Responda a estas perguntas com base no texto fornecido:
1. Quais são os três grupos de licenças cujas implicações o artigo mostra?
2. Quem é citado como um dos diretores da OSI?
3. Com quais aspectos a dissertação de mestrado complementaria o relatório?

◆ **Texto fornecido**:
··········

Bani:
Se alguém quiser se aprofundar um pouquinho mais nessa questão de licenças…
http://ccsl.ime.usp.br/files/relatorio-licencas.pdf
Algum dia talvez ainda saia minha dissertação de mestrado complementando esse relatório com aspectos jurídicos brasileiros, compatibilidade entre licenças, estudos de caso, etc.
interessante o artigo, ele mostra em nível organizacional, quais as implicações dos três grupos de licenças: permissiva e com recíprocas totais e parciais. até então não conhecia neste contexto. valeu!!!
a abordagem do relatório técnico, sendo considerado assim um parecer da USP, é interessante, mesmo ausentando-se em demonstrar incompatibilidades entre tipos de licenças, e trata-se de assunto particular que todo líder/gerente de projeto deva conhecer bem. aferir propriedade intelectual é coisa séria, onde tanto a empresa/equipe fica queimada no mercado.
mudando, de assunto, a osi tem motivado bastante algumas empresas a tirar vantagem do opensource, e inclusive, não tenho visto divulgações das atuações da OSI afora e aqui no Brasil, até porque um dos diretores é Bruno Souza.
digo isto porque existem inúmeros vendedores de soluções que se dizem open source’s para tirar vantagem competitiva no mercado. hoje algumas modices são empresas ágeis, além de opensources, e etc.
Não tenho nada contra o manifesto mas, este tipo de consequência traz algumas insatisfações para o cliente que espera maior valor agregado ao produto final, e não somente pronto e imune de bugs parciais e temporários com garantias pré-datadas em escopo fechado.

··········

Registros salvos
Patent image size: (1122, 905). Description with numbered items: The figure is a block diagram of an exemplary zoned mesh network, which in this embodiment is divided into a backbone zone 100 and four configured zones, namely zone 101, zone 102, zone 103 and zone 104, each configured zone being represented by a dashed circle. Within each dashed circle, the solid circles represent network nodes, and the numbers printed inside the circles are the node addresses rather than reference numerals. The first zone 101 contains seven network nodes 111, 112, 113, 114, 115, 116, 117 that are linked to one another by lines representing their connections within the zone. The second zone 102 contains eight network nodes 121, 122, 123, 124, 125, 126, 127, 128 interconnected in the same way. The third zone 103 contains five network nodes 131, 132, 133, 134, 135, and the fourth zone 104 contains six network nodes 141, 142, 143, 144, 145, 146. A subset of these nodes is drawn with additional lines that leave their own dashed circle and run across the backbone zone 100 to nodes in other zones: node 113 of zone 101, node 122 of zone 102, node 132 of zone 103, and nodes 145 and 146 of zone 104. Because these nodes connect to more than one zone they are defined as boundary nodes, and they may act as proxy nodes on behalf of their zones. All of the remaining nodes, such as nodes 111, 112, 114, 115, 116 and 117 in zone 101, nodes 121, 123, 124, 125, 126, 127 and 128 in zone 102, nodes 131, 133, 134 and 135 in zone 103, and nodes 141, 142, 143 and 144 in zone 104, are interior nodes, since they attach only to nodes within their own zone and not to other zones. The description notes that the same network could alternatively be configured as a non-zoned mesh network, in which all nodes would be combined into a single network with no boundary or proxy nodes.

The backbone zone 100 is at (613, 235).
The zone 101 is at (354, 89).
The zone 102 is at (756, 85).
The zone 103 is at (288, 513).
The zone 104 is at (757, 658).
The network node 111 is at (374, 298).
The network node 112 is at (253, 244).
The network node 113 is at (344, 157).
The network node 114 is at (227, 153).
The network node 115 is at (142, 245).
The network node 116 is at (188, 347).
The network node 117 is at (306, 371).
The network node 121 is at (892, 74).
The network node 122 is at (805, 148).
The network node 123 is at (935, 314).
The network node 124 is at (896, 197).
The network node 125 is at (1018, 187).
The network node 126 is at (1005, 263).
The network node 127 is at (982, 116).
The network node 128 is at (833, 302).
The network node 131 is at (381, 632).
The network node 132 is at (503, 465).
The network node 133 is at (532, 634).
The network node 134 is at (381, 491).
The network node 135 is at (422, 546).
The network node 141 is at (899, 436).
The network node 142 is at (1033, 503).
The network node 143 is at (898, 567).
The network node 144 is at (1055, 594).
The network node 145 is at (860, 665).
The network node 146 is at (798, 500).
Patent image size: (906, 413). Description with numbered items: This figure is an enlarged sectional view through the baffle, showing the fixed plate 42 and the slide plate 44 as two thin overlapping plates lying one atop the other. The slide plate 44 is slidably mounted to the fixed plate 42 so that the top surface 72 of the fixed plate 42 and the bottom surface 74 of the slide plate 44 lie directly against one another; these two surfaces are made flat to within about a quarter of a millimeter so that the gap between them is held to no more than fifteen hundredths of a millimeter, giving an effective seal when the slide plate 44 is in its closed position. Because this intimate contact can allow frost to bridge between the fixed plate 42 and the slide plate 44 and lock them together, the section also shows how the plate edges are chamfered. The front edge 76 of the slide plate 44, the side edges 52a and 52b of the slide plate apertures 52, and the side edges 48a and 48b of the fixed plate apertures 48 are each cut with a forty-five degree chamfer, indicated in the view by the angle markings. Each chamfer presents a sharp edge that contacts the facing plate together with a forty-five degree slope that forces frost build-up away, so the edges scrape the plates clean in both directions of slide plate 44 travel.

··········

◆ **Resultado do exercício**:
1. Permissiva e com recíprocas totais e parciais.
2. Bruno Souza.
3. Aspectos jurídicos brasileiros, compatibilidade entre licenças, estudos de caso etc.